WORK REQUIRED: Copy out all lines in the data below containing the string "Calcination".
* START DATA *
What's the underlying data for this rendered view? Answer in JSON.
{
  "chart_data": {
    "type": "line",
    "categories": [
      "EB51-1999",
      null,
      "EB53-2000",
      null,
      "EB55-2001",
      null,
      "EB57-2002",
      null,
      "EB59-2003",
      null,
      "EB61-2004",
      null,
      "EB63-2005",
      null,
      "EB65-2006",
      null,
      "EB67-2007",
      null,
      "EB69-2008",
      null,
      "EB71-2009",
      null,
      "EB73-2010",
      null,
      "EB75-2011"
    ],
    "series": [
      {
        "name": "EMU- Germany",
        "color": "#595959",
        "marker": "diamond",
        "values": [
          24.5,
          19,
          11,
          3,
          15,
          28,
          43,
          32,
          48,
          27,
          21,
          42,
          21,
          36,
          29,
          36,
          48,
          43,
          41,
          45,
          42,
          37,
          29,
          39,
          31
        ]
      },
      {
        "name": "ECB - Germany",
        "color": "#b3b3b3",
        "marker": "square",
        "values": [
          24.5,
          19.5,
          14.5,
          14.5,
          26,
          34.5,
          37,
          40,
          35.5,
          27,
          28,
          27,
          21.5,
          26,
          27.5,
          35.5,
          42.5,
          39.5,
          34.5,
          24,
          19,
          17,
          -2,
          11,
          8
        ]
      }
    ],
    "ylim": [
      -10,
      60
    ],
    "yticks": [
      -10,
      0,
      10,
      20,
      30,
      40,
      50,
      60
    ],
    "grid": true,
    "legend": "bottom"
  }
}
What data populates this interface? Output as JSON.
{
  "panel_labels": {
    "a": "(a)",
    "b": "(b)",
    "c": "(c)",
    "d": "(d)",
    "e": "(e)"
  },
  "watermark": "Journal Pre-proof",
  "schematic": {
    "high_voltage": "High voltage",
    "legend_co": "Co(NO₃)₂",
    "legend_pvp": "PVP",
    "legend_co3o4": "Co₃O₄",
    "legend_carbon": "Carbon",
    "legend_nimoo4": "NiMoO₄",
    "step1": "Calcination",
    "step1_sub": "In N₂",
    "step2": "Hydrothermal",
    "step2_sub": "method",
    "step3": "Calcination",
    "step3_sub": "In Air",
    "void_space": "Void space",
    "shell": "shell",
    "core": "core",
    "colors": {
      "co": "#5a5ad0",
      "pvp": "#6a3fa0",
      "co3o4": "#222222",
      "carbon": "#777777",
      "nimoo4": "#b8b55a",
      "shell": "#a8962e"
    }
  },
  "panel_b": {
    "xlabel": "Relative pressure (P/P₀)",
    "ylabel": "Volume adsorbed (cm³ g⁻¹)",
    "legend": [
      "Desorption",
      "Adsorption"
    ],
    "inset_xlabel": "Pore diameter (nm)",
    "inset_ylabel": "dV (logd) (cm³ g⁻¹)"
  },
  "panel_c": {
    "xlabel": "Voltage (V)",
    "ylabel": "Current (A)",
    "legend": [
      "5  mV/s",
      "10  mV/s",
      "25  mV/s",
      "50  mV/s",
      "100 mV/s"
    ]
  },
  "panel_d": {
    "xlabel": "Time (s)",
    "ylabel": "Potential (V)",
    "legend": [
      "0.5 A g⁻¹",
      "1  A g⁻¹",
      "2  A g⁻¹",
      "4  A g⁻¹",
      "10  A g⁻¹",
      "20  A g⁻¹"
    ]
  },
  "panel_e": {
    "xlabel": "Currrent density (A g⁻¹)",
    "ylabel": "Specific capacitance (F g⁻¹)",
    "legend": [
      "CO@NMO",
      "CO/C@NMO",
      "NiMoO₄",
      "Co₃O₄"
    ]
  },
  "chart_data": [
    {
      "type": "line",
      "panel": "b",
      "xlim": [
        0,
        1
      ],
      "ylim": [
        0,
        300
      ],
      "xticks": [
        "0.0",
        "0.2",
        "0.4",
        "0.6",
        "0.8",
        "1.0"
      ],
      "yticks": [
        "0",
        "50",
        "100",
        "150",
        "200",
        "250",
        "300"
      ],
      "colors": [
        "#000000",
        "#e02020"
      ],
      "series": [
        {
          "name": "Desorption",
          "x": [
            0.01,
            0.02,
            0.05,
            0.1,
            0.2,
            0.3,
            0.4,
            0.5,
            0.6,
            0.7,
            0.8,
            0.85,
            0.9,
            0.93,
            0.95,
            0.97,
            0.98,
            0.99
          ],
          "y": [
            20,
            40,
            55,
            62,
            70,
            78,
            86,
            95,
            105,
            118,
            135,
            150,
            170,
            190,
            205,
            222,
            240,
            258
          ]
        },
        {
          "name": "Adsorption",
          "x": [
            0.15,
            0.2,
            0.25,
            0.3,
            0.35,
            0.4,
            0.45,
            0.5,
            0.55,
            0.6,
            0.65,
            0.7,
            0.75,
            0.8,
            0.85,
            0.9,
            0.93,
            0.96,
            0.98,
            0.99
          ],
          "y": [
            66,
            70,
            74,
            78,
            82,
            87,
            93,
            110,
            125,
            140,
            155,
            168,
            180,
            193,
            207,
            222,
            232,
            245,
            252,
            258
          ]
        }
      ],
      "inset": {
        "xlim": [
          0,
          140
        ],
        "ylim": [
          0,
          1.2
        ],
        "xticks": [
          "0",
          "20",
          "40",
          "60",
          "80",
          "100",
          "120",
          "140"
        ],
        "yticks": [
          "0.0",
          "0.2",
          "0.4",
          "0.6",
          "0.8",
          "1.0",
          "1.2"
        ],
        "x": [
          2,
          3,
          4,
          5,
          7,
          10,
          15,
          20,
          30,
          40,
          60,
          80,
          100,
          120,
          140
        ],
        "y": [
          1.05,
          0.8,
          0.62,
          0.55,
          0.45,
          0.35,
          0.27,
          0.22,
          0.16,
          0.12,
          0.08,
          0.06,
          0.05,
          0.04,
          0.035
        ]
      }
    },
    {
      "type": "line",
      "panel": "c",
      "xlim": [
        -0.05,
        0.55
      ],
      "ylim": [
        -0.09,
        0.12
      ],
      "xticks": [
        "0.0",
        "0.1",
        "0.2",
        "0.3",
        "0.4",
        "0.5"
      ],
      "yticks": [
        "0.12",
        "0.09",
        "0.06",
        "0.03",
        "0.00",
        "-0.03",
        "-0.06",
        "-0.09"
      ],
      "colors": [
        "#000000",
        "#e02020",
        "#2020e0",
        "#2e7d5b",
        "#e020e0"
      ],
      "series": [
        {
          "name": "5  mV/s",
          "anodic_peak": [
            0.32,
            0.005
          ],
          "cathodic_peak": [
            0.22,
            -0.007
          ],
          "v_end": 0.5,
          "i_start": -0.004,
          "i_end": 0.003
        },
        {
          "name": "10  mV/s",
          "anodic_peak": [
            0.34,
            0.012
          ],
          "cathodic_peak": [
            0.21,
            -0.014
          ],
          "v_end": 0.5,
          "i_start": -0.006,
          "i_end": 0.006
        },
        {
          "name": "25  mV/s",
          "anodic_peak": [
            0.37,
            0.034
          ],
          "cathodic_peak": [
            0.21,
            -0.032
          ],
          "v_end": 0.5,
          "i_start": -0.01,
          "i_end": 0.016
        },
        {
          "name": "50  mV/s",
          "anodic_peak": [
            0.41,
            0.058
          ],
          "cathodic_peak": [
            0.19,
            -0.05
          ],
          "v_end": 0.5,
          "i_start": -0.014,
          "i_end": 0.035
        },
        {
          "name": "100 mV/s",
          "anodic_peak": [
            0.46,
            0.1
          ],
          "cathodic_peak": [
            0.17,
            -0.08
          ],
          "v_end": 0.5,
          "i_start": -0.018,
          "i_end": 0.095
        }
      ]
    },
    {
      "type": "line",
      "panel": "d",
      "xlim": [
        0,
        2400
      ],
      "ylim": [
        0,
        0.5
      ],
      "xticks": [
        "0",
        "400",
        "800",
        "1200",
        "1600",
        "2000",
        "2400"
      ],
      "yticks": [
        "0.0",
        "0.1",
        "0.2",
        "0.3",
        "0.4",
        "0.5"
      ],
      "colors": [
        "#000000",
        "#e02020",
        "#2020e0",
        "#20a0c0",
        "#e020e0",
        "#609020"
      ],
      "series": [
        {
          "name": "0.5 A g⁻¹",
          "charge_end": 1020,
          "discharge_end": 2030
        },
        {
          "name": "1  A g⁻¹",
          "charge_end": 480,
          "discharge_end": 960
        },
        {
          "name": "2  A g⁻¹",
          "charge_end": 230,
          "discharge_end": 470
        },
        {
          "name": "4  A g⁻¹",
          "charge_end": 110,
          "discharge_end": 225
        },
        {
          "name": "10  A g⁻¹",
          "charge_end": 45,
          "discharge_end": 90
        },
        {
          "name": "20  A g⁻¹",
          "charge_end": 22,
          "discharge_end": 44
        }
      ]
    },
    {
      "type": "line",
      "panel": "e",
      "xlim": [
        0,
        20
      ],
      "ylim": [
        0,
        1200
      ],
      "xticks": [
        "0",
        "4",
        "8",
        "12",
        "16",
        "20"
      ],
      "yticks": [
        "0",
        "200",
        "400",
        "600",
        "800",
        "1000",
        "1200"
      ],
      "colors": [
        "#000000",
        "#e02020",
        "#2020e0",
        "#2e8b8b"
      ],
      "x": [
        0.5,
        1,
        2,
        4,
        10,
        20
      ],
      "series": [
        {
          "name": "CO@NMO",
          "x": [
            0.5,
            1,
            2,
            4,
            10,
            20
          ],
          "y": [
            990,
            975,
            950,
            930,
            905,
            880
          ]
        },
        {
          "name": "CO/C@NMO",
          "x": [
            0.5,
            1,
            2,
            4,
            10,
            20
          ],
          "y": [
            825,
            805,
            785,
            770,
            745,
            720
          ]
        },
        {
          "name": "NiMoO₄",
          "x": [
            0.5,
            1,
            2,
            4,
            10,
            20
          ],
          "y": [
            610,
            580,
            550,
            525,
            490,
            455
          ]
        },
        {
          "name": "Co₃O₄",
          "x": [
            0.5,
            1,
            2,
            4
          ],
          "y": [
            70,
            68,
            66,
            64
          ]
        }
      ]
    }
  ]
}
* END DATA *
EXERCISE OUTPUT:
    "step1": "Calcination",
    "step3": "Calcination",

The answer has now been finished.